PROVIDED TEXT =>

------------------------------------------------

Detergents can be grouped as ionic or non-ionic, depending on the nature of the hydrophilic group, or as mild or strong depending on their ability to solubilize membranes and proteins. Ionic detergents with positively charged groups are termed cationic detergents, and those with negatively charged groups are termed anionic detergents.

Mild detergents are used when cells need to be lysed for purifying and/or studying cellular proteins, so as to avoid denaturation of the desired proteins. On the other hand, strong detergents that denature cellular proteins are used while lysing cells for DNA isolation.

Given below are some of the commonly used detergents, their application as cell lysing agents, and usual concentrations in which they are used for cell lysis.

» Ionic Strong Detergents

1) SDS (sodium dodecyl sulfate) [anionic]

General use: DNA isolation from any cell type, protein isolation under denaturing conditions
Concentration: 1 – 10 %

2) Sodium Deoxycholate [anionic]
General use: Purification of membrane proteins
Concentration: 0.5 %

3) CTAB (cetyltrimethylammonium bromide) [cationic]

General use: Plant DNA isolation
Concentration: 2 %

» Nonionic Mild Detergents

1) NP-40 (nonyl phenoxypolyethoxylethanol)

General use: Nuclei isolation
Concentration: 0.1 – 1.0 %

2) Triton X-100

General use: Purification of membrane proteins, DNA isolation
Concentration: 0.1 – 5.0 %

3) Polysorbate 20

General use: Purification of membrane proteins, immunoprecipitation
Concentration: 0.05 – 0.5 %

Note.― The concentration may vary with cell type, other reagents, and precise experimental protocol.

Chelating Agent

Role: The chelating agent is a chemical that sequesters divalent cations, like Mg++, and Ca++, which are required for membrane stability. Due to such chelation, these cations are no longer associated with the membrane, thereby, weakening it. Moreover, the lysing of membrane results in exposing the nucleic acids to nucleases, which are otherwise sequestered inside the lysosomes. These nucleases are inactive in the absence of divalent ions. Thus, chelating agents protect the DNA and RNA molecules from degradation by these nucleases.

Types and Choice: EDTA (Ethylenediaminetetraacetic acid) and EGTA (ethylene glycol tetraacetic acid) are the widely used chelating agents. The latter one has a lower affinity for Mg++ ions, as compared to EDTA. Hence, it is used when Ca++ ions need to be selectively sequestered.

Other Additives

Osmotic Stabilizers: Glucose, sucrose, sorbitol, and glycerol may be added for osmotic stability, and preventing the cellular components from osmotic shock that may occur during the sudden rupturing of cell membrane. In addition, they also help stabilize lysosomal membranes, thereby, reducing the release of degradative enzymes from the lysosomal lumen.

Salts: Disruption of cells and the release of cellular components into the medium, may alter the ionic strength of the medium. In order to deal with this and maintain ionic strength, salts, like sodium chloride [NaCl], potassium chloride [KCl], and ammonium sulfate [(NH4)2SO4] may be added.

------------------------------------------------

RECORDS SHOWN =>
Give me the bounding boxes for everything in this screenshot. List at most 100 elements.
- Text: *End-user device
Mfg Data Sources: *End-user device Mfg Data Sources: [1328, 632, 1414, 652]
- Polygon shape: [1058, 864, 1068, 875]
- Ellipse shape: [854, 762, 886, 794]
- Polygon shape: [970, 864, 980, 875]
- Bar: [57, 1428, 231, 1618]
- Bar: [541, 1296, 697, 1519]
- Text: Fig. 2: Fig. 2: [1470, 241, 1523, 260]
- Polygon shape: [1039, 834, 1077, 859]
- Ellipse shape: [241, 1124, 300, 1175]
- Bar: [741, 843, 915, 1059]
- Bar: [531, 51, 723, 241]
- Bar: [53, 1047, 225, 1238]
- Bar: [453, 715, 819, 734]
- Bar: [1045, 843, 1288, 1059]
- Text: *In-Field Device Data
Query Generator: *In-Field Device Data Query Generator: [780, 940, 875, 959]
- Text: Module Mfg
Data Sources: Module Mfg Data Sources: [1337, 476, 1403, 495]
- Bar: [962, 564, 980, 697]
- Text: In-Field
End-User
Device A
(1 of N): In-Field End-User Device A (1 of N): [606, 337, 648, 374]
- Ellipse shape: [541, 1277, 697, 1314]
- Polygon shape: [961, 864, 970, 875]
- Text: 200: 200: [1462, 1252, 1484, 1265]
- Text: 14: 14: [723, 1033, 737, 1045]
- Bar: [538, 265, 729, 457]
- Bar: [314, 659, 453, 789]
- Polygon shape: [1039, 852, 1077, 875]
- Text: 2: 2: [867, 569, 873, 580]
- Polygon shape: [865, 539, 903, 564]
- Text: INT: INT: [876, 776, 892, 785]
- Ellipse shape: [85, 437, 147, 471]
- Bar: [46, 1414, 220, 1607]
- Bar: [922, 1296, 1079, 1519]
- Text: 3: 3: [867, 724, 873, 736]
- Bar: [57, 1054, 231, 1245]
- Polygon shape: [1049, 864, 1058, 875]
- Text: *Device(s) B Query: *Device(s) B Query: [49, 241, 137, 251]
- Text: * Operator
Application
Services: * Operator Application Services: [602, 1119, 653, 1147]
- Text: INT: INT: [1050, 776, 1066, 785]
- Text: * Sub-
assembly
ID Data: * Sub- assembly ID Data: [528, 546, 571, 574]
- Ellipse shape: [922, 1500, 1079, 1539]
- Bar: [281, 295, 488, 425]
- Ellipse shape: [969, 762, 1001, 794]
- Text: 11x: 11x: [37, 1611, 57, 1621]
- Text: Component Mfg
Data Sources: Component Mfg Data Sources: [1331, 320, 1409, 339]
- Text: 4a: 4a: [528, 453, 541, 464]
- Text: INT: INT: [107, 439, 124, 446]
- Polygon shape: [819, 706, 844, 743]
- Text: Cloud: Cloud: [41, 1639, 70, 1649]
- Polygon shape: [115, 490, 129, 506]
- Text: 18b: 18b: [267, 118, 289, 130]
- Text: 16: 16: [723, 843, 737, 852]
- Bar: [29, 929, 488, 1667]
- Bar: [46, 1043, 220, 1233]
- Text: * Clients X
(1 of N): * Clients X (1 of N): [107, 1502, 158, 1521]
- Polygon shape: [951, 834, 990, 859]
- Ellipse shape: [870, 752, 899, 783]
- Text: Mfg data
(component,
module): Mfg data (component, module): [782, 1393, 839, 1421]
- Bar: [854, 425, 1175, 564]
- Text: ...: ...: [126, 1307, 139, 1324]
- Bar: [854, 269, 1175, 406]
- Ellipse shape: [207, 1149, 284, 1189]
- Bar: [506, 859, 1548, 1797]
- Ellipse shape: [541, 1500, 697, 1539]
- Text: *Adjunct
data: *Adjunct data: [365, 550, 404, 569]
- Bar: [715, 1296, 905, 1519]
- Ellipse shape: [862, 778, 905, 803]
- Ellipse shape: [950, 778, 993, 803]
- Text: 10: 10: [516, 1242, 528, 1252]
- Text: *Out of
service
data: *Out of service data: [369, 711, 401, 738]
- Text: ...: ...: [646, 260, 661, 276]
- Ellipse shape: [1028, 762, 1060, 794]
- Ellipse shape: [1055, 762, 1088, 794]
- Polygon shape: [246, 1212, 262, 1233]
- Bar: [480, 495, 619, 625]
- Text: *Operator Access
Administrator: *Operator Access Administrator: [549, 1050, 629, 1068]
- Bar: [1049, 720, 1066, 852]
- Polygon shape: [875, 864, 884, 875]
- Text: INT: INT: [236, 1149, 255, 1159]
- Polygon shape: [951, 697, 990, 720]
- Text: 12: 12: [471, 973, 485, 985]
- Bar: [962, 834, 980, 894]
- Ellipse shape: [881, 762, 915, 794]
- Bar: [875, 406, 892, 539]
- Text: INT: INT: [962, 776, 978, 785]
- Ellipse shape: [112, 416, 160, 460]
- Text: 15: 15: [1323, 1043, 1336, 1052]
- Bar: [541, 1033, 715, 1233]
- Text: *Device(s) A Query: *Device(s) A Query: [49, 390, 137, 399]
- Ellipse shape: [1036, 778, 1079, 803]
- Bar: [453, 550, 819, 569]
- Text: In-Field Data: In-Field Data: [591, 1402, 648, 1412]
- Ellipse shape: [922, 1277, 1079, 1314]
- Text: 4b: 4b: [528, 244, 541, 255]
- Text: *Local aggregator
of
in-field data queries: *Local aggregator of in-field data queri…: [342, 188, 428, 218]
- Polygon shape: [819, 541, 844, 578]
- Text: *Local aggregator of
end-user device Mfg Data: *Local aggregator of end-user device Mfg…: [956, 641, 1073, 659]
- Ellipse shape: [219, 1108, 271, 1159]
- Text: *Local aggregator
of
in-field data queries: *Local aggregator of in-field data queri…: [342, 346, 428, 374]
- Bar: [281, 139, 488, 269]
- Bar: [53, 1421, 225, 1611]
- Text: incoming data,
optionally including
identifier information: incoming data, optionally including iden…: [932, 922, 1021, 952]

------------------------------------------------

EXERCISE BRIEF => In the cell lysis text, rewrite the stretch from "Osmotic Stabilizers: Glucose, sucrose, sorbitol, and" through "may be added.", putting "mannitol" in place of "sorbitol".

WRITTEN RESPONSE =>
Osmotic Stabilizers: Glucose, sucrose, mannitol, and glycerol may be added for osmotic stability, and preventing the cellular components from osmotic shock that may occur during the sudden rupturing of cell membrane. In addition, they also help stabilize lysosomal membranes, thereby, reducing the release of degradative enzymes from the lysosomal lumen.

Salts: Disruption of cells and the release of cellular components into the medium, may alter the ionic strength of the medium. In order to deal with this and maintain ionic strength, salts, like sodium chloride [NaCl], potassium chloride [KCl], and ammonium sulfate [(NH4)2SO4] may be added.